— Start Material for this exercise —
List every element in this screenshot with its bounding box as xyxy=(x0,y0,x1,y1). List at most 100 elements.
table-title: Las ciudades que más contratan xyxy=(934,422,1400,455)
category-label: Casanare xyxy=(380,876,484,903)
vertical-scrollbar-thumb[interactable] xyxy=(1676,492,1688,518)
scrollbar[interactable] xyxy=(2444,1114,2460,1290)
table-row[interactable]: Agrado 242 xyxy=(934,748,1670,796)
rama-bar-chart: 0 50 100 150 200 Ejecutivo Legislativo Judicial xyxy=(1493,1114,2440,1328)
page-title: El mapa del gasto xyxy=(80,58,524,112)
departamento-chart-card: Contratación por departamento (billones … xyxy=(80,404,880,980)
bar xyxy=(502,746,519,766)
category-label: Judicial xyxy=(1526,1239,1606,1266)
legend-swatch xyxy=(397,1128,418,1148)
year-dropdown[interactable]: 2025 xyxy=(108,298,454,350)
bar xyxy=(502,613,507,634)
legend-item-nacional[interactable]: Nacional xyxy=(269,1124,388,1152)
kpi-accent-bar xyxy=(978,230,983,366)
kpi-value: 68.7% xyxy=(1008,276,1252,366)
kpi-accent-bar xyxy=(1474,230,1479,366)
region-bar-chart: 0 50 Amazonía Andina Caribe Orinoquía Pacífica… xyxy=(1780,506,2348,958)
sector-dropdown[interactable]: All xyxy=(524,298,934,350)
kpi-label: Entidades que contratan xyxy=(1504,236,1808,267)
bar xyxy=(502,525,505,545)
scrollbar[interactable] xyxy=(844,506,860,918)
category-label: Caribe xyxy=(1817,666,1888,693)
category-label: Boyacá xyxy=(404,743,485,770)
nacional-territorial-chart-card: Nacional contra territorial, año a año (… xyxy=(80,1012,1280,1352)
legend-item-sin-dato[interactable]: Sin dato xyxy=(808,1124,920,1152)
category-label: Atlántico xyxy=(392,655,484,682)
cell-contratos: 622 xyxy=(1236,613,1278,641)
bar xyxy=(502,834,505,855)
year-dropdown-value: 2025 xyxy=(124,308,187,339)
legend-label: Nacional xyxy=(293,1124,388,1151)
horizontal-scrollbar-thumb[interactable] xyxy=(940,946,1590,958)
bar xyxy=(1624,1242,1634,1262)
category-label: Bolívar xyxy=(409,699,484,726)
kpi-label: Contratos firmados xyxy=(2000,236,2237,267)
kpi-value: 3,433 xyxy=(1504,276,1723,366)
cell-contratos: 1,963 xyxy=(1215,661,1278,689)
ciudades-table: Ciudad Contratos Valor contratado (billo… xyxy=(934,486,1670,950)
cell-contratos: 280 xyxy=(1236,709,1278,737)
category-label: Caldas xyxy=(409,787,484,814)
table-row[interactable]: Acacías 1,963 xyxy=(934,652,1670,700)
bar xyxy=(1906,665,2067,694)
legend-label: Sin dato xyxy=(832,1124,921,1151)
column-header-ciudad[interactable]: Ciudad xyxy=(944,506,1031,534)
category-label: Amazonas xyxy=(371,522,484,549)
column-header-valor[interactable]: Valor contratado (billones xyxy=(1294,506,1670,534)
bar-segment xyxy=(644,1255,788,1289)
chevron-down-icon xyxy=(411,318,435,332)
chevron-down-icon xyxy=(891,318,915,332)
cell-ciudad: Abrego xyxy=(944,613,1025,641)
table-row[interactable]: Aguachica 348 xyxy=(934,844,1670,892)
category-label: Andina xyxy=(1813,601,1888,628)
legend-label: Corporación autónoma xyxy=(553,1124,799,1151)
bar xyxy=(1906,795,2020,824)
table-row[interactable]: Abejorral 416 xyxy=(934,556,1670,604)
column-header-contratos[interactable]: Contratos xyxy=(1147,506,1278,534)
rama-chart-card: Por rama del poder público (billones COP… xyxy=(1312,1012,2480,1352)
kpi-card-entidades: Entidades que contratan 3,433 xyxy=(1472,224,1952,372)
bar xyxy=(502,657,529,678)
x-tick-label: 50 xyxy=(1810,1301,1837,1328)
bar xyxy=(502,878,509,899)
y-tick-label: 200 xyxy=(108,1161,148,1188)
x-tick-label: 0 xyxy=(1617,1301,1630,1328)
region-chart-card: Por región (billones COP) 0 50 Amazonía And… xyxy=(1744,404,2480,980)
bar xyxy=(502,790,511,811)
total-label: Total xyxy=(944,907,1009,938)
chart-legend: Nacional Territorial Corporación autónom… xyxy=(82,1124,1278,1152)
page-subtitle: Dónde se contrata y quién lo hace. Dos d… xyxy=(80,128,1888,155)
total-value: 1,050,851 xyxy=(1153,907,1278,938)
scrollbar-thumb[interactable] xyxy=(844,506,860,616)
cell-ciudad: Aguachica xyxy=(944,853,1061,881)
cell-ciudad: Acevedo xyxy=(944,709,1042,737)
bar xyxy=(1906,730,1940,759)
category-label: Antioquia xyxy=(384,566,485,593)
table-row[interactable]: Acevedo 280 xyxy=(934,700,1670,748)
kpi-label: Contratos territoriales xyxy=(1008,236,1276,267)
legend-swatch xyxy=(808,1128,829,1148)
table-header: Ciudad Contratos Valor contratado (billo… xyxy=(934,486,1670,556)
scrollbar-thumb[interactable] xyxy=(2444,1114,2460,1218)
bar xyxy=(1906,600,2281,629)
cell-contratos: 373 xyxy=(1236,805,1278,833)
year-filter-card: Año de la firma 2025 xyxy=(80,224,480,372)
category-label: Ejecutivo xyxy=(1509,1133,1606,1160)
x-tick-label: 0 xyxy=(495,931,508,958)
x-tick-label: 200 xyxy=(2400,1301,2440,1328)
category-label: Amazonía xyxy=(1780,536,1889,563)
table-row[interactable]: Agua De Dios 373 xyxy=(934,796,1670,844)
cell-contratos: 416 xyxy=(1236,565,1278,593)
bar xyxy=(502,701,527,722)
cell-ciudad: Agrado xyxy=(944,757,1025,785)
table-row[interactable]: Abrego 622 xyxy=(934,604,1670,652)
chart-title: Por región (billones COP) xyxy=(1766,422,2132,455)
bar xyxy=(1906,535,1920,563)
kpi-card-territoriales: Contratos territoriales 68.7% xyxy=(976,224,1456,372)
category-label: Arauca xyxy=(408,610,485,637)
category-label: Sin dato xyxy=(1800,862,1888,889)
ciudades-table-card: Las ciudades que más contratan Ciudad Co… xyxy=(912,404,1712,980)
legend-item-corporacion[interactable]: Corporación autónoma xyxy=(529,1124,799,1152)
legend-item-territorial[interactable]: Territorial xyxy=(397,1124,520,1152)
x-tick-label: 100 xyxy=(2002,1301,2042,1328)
— End Material for this exercise —
▸ **Problem statement**:
Find every line above that contains the string "region" and copy each of those lines.

▸ **Final answer**:
region-bar-chart: 0 50 Amazonía Andina Caribe Orinoquía Pacífica… xyxy=(1780,506,2348,958)
region-chart-card: Por región (billones COP) 0 50 Amazonía And… xyxy=(1744,404,2480,980)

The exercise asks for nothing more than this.